| INSTRUCTIONS FOR THE TASK |
State the number of lines in these records that include the word "sharing", and add nothing to it.

==========

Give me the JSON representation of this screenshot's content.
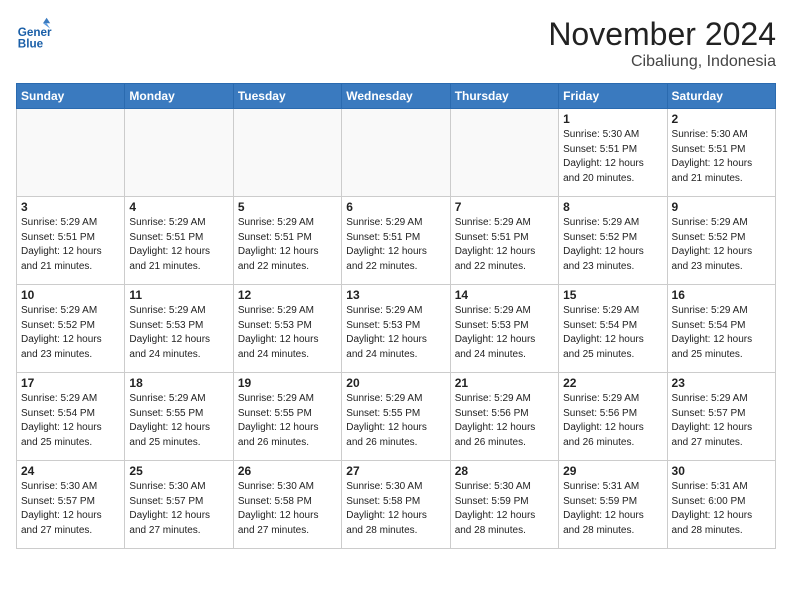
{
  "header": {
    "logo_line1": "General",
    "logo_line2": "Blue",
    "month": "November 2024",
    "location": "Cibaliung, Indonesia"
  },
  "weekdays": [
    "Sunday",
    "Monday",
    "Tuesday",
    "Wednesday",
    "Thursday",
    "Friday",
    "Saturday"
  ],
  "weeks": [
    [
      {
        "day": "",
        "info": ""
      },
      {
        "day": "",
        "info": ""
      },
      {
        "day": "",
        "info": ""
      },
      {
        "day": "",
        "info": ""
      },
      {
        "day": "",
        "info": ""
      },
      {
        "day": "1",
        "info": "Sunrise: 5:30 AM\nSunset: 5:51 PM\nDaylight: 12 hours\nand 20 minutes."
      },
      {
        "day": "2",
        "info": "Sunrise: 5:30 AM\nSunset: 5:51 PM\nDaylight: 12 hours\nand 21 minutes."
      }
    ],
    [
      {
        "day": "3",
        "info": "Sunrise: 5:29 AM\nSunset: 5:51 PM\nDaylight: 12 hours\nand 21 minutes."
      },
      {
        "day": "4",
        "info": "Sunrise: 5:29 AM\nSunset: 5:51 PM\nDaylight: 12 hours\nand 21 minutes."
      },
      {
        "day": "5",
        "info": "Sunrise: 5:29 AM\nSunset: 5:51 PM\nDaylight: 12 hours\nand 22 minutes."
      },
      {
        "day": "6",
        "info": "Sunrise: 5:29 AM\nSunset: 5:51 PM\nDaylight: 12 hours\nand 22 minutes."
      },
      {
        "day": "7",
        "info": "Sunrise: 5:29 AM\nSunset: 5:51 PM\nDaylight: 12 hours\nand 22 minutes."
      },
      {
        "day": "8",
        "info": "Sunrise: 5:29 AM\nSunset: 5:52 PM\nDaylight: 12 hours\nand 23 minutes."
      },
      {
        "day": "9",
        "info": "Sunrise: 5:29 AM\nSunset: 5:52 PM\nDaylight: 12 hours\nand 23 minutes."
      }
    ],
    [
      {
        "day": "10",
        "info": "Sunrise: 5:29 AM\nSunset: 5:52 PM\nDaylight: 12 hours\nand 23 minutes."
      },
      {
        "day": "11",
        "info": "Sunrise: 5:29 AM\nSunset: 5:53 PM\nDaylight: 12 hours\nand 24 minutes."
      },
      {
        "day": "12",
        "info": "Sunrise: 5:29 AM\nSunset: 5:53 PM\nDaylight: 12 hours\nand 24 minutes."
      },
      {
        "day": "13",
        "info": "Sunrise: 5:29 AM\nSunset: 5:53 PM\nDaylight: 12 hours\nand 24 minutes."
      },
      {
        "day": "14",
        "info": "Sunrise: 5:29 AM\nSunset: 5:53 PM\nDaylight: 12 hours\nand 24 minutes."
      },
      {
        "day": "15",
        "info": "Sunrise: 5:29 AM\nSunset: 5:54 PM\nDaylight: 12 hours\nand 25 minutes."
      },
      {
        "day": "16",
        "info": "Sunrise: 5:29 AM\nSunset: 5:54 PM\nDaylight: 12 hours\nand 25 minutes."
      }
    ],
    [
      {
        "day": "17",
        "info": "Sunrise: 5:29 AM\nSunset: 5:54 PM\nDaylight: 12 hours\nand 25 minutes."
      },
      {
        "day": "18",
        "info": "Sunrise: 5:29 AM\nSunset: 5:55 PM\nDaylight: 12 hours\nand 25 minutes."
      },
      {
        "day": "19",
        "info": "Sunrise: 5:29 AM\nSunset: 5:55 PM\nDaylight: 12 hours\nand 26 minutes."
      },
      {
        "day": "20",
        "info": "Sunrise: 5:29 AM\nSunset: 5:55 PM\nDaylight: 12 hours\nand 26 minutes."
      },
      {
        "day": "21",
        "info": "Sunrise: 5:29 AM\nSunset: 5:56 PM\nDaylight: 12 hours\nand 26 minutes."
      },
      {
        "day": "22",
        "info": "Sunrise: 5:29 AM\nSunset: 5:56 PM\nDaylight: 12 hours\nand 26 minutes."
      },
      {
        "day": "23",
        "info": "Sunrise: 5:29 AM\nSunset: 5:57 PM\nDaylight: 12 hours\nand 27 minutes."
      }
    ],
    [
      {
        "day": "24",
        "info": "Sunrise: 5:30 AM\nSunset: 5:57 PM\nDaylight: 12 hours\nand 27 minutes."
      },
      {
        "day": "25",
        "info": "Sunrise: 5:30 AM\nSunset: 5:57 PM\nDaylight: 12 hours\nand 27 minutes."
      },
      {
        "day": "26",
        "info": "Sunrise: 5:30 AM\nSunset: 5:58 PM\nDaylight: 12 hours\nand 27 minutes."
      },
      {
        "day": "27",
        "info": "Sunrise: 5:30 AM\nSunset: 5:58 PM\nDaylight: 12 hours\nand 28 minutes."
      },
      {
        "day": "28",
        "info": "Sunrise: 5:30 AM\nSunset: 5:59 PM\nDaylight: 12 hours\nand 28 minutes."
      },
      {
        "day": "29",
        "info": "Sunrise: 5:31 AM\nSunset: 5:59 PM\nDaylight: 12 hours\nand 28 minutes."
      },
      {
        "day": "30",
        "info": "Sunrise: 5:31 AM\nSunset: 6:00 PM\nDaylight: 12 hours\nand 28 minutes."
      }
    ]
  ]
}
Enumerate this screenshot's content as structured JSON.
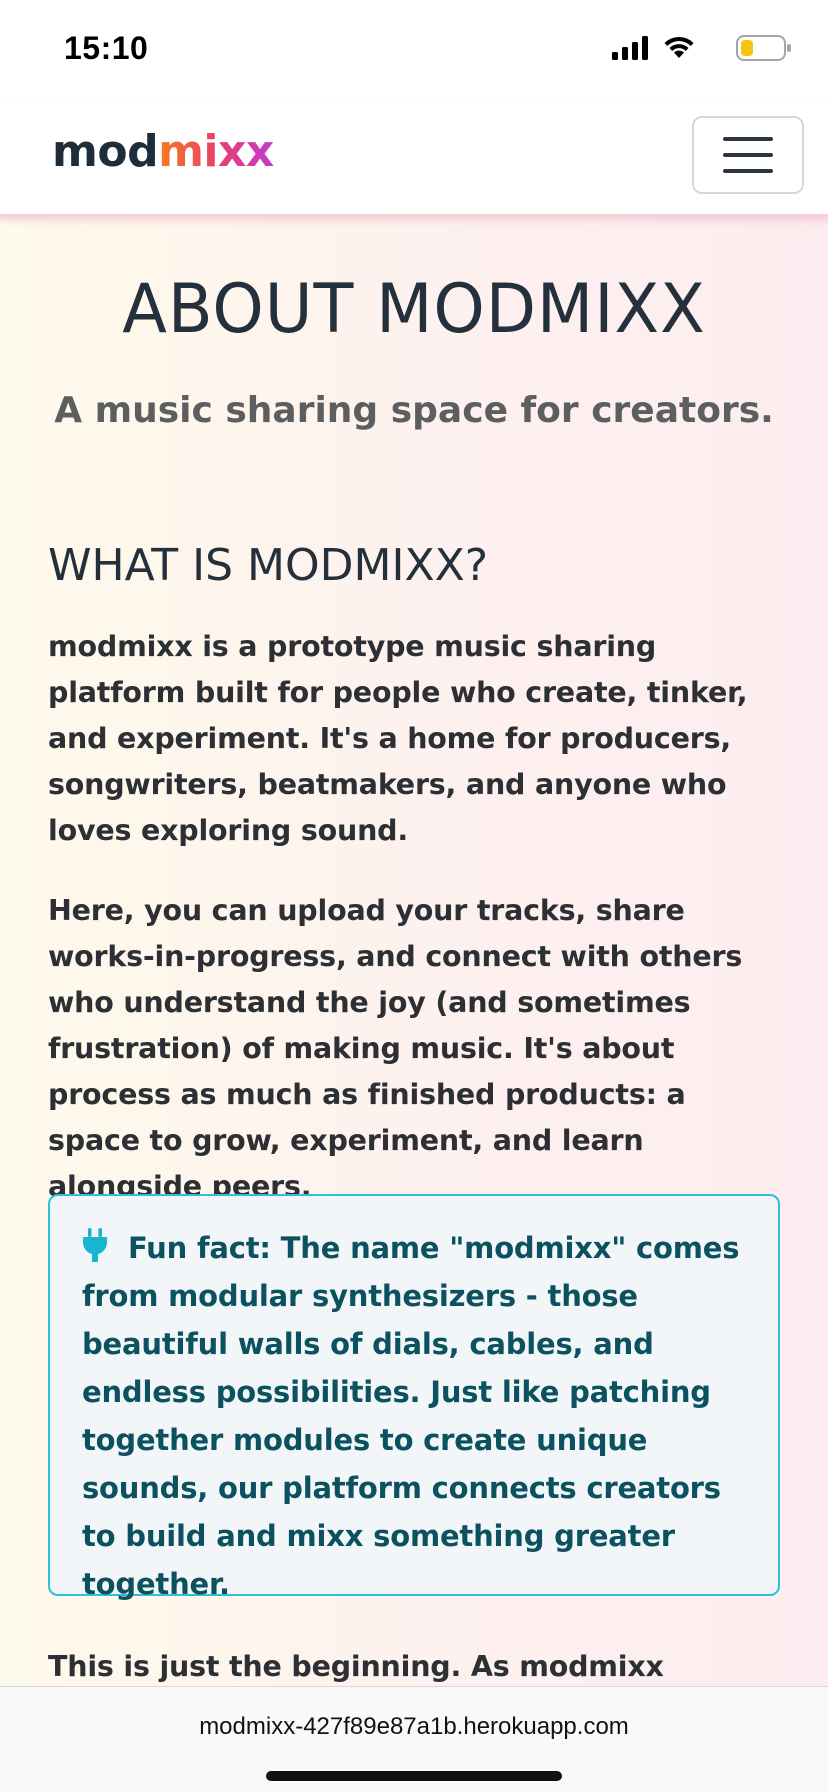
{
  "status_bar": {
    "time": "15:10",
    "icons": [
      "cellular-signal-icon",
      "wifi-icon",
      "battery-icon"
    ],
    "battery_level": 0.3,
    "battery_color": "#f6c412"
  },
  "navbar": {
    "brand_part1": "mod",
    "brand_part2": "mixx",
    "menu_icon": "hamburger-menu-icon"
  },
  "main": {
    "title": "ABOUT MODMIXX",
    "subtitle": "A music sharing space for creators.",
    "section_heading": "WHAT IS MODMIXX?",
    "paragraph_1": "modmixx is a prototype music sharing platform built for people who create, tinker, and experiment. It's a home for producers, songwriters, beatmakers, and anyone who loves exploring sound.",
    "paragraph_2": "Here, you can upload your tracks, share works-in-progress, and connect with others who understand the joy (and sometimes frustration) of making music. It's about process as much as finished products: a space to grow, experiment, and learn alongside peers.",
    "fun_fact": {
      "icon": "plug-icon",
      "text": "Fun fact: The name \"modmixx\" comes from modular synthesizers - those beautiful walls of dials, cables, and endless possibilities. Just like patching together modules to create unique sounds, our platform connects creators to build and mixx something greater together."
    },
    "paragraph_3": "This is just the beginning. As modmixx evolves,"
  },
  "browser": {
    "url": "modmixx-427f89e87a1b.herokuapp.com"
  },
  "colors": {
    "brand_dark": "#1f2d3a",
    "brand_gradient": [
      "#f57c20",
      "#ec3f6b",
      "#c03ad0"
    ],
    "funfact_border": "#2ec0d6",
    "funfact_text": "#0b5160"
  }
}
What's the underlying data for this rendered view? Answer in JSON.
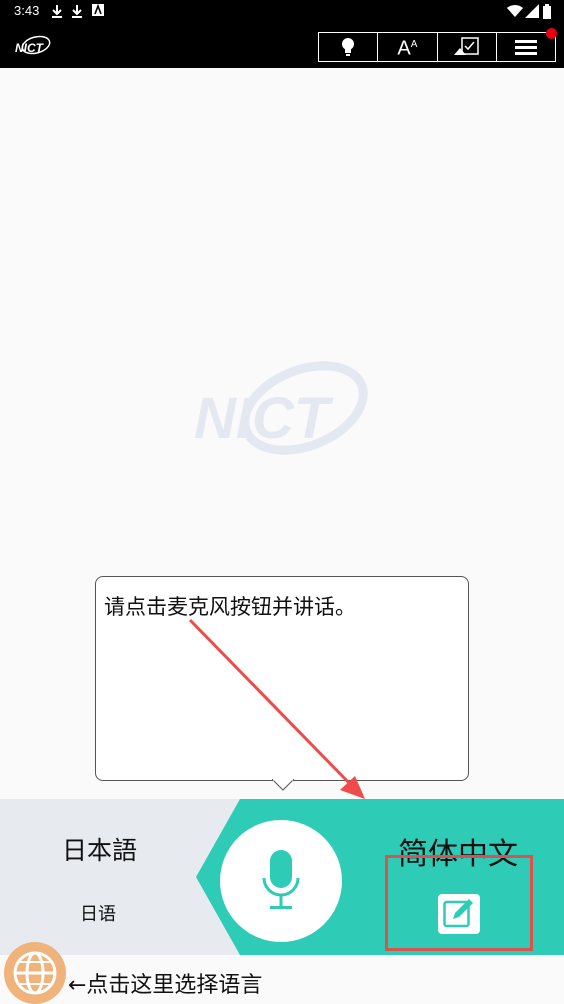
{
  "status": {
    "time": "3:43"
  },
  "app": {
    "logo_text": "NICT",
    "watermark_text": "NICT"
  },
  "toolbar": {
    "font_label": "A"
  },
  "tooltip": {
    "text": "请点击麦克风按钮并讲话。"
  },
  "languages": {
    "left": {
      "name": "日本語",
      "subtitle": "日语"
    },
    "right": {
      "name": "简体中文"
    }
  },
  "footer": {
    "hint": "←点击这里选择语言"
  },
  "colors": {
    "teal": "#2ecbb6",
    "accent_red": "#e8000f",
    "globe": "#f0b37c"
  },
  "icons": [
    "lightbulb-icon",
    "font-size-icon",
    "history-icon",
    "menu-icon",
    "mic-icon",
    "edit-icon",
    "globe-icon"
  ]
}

==========

| EXERCISE OUTPUT |
2